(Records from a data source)
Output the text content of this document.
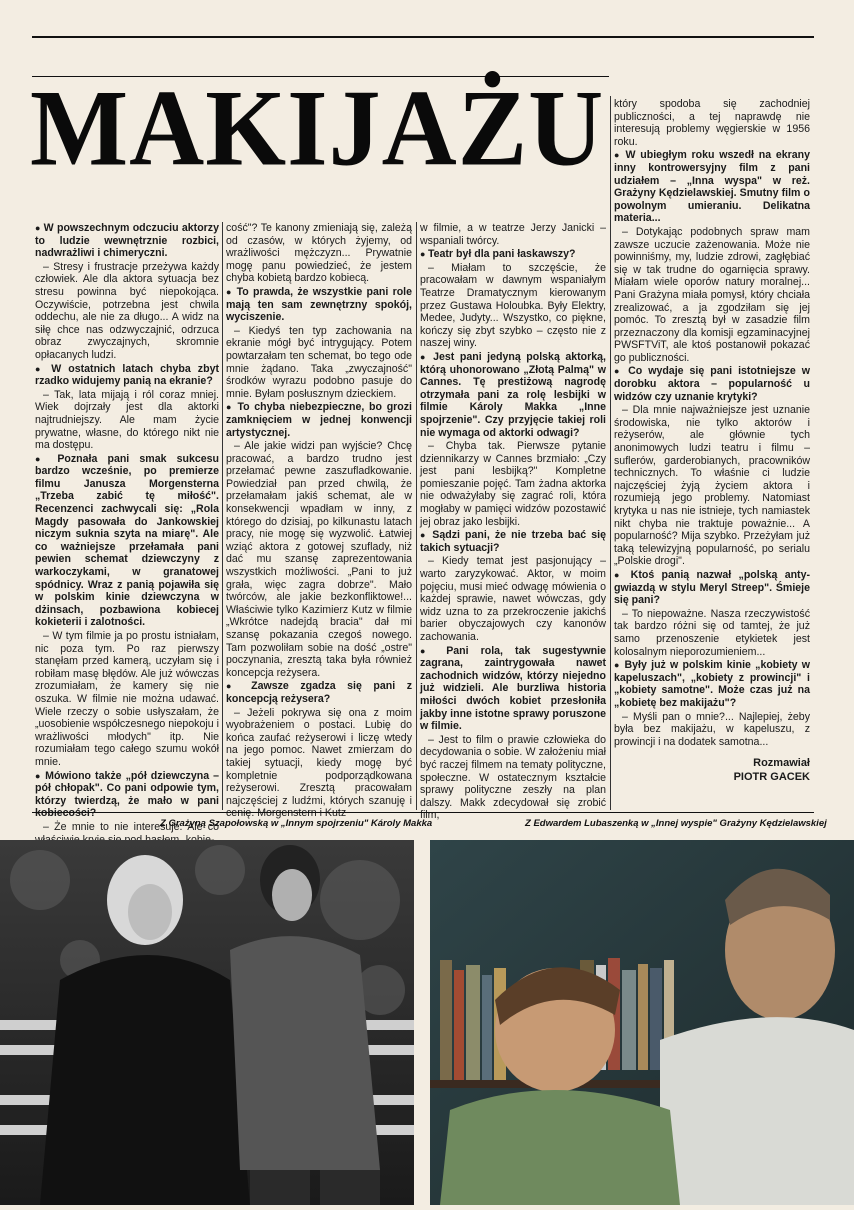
MAKIJAŻU

● W powszechnym odczuciu aktorzy to ludzie wewnętrznie rozbici, nadwrażliwi i chimeryczni.

– Stresy i frustracje przeżywa każdy człowiek. Ale dla aktora sytuacja bez stresu powinna być niepokojąca. Oczywiście, potrzebna jest chwila oddechu, ale nie za długo... A widz na siłę chce nas odzwyczajnić, odrzuca obraz zwyczajnych, skromnie opłacanych ludzi.

● W ostatnich latach chyba zbyt rzadko widujemy panią na ekranie?

– Tak, lata mijają i ról coraz mniej. Wiek dojrzały jest dla aktorki najtrudniejszy. Ale mam życie prywatne, własne, do którego nikt nie ma dostępu.

● Poznała pani smak sukcesu bardzo wcześnie, po premierze filmu Janusza Morgensterna „Trzeba zabić tę miłość". Recenzenci zachwycali się: „Rola Magdy pasowała do Jankowskiej niczym suknia szyta na miarę". Ale co ważniejsze przełamała pani pewien schemat dziewczyny z warkoczykami, w granatowej spódnicy. Wraz z panią pojawiła się w polskim kinie dziewczyna w dżinsach, pozbawiona kobiecej kokieterii i zalotności.

– W tym filmie ja po prostu istniałam, nic poza tym. Po raz pierwszy stanęłam przed kamerą, uczyłam się i robiłam masę błędów. Ale już wówczas zrozumiałam, że kamery się nie oszuka. W filmie nie można udawać. Wiele rzeczy o sobie usłyszałam, że „uosobienie współczesnego niepokoju i wrażliwości młodych" itp. Nie rozumiałam tego całego szumu wokół mnie.

● Mówiono także „pół dziewczyna – pół chłopak". Co pani odpowie tym, którzy twierdzą, że mało w pani kobiecości?

– Że mnie to nie interesuje. Ale co

cość"? Te kanony zmieniają się, zależą od czasów, w których żyjemy, od wrażliwości mężczyzn... Prywatnie mogę panu powiedzieć, że jestem chyba kobietą bardzo kobiecą.

● To prawda, że wszystkie pani role mają ten sam zewnętrzny spokój, wyciszenie.

– Kiedyś ten typ zachowania na ekranie mógł być intrygujący. Potem powtarzałam ten schemat, bo tego ode mnie żądano. Taka „zwyczajność" środków wyrazu podobno pasuje do mnie. Byłam posłusznym dzieckiem.

● To chyba niebezpieczne, bo grozi zamknięciem w jednej konwencji artystycznej.

– Ale jakie widzi pan wyjście? Chcę pracować, a bardzo trudno jest przełamać pewne zaszufladkowanie. Powiedział pan przed chwilą, że przełamałam jakiś schemat, ale w konsekwencji wpadłam w inny, z którego do dzisiaj, po kilkunastu latach pracy, nie mogę się wyzwolić. Łatwiej wziąć aktora z gotowej szuflady, niż dać mu szansę zaprezentowania wszystkich możliwości. „Pani to już grała, więc zagra dobrze". Mało twórców, ale jakie bezkonfliktowe!... Właściwie tylko Kazimierz Kutz w filmie „Wkrótce nadejdą bracia" dał mi szansę pokazania czegoś nowego. Tam pozwoliłam sobie na dość „ostre" poczynania, zresztą taka była również koncepcja reżysera.

● Zawsze zgadza się pani z koncepcją reżysera?

– Jeżeli pokrywa się ona z moim wyobrażeniem o postaci. Lubię do końca zaufać reżyserowi i liczę wtedy na jego pomoc. Nawet zmierzam do takiej sytuacji, kiedy mogę być kompletnie podporządkowana reżyserowi. Zresztą pracowałam najczęściej z ludźmi, których szanuję i cenię. Morgenstern i Kutz

w filmie, a w teatrze Jerzy Janicki – wspaniali twórcy.

● Teatr był dla pani łaskawszy?

– Miałam to szczęście, że pracowałam w dawnym wspaniałym Teatrze Dramatycznym kierowanym przez Gustawa Holoubka. Były Elektry, Medee, Judyty... Wszystko, co piękne, kończy się zbyt szybko – często nie z naszej winy.

● Jest pani jedyną polską aktorką, którą uhonorowano „Złotą Palmą" w Cannes. Tę prestiżową nagrodę otrzymała pani za rolę lesbijki w filmie Károly Makka „Inne spojrzenie". Czy przyjęcie takiej roli nie wymaga od aktorki odwagi?

– Chyba tak. Pierwsze pytanie dziennikarzy w Cannes brzmiało: „Czy jest pani lesbijką?" Kompletne pomieszanie pojęć. Tam żadna aktorka nie odważyłaby się zagrać roli, która mogłaby w pamięci widzów pozostawić jej obraz jako lesbijki.

● Sądzi pani, że nie trzeba bać się takich sytuacji?

– Kiedy temat jest pasjonujący – warto zaryzykować. Aktor, w moim pojęciu, musi mieć odwagę mówienia o każdej sprawie, nawet wówczas, gdy widz uzna to za przekroczenie jakichś barier obyczajowych czy kanonów zachowania.

● Pani rola, tak sugestywnie zagrana, zaintrygowała nawet zachodnich widzów, którzy niejedno już widzieli. Ale burzliwa historia miłości dwóch kobiet przesłoniła jakby inne istotne sprawy poruszone w filmie.

– Jest to film o prawie człowieka do decydowania o sobie. W założeniu miał być raczej filmem na tematy polityczne, społeczne. W ostatecznym kształcie sprawy polityczne zeszły na plan dalszy. Makk zdecydował się zrobić film,

który spodoba się zachodniej publiczności, a tej naprawdę nie interesują problemy węgierskie w 1956 roku.

● W ubiegłym roku wszedł na ekrany inny kontrowersyjny film z pani udziałem – „Inna wyspa" w reż. Grażyny Kędzielawskiej. Smutny film o powolnym umieraniu. Delikatna materia...

– Dotykając podobnych spraw mam zawsze uczucie zażenowania. Może nie powinniśmy, my, ludzie zdrowi, zagłębiać się w tak trudne do ogarnięcia sprawy. Miałam wiele oporów natury moralnej... Pani Grażyna miała pomysł, który chciała zrealizować, a ja zgodziłam się jej pomóc. To zresztą był w zasadzie film przeznaczony dla komisji egzaminacyjnej PWSFTViT, ale ktoś postanowił pokazać go publiczności.

● Co wydaje się pani istotniejsze w dorobku aktora – popularność u widzów czy uznanie krytyki?

– Dla mnie najważniejsze jest uznanie środowiska, nie tylko aktorów i reżyserów, ale głównie tych anonimowych ludzi teatru i filmu – suflerów, garderobianych, pracowników technicznych. To właśnie ci ludzie najczęściej żyją życiem aktora i rozumieją jego problemy. Natomiast krytyka u nas nie istnieje, tych namiastek nikt chyba nie traktuje poważnie... A popularność? Mija szybko. Przeżyłam już taką telewizyjną popularność, po serialu „Polskie drogi".

● Ktoś panią nazwał „polską anty-gwiazdą w stylu Meryl Streep". Śmieje się pani?

– To niepoważne. Nasza rzeczywistość tak bardzo różni się od tamtej, że już samo przenoszenie etykietek jest kolosalnym nieporozumieniem...

● Były już w polskim kinie „kobiety w kapeluszach", „kobiety z prowincji" i „kobiety samotne". Może czas już na „kobietę bez makijażu"?

– Myśli pan o mnie?... Najlepiej, żeby była bez makijażu, w kapeluszu, z prowincji i na dodatek samotna...

Rozmawiał
PIOTR GACEK
Z Grażyną Szapołowską w „Innym spojrzeniu" Károly Makka	Z Edwardem Lubaszenką w „Innej wyspie" Grażyny Kędzielawskiej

### What is required:
Say how many lines in the records hold the string "którzy", and say nothing else.

### The reply:
2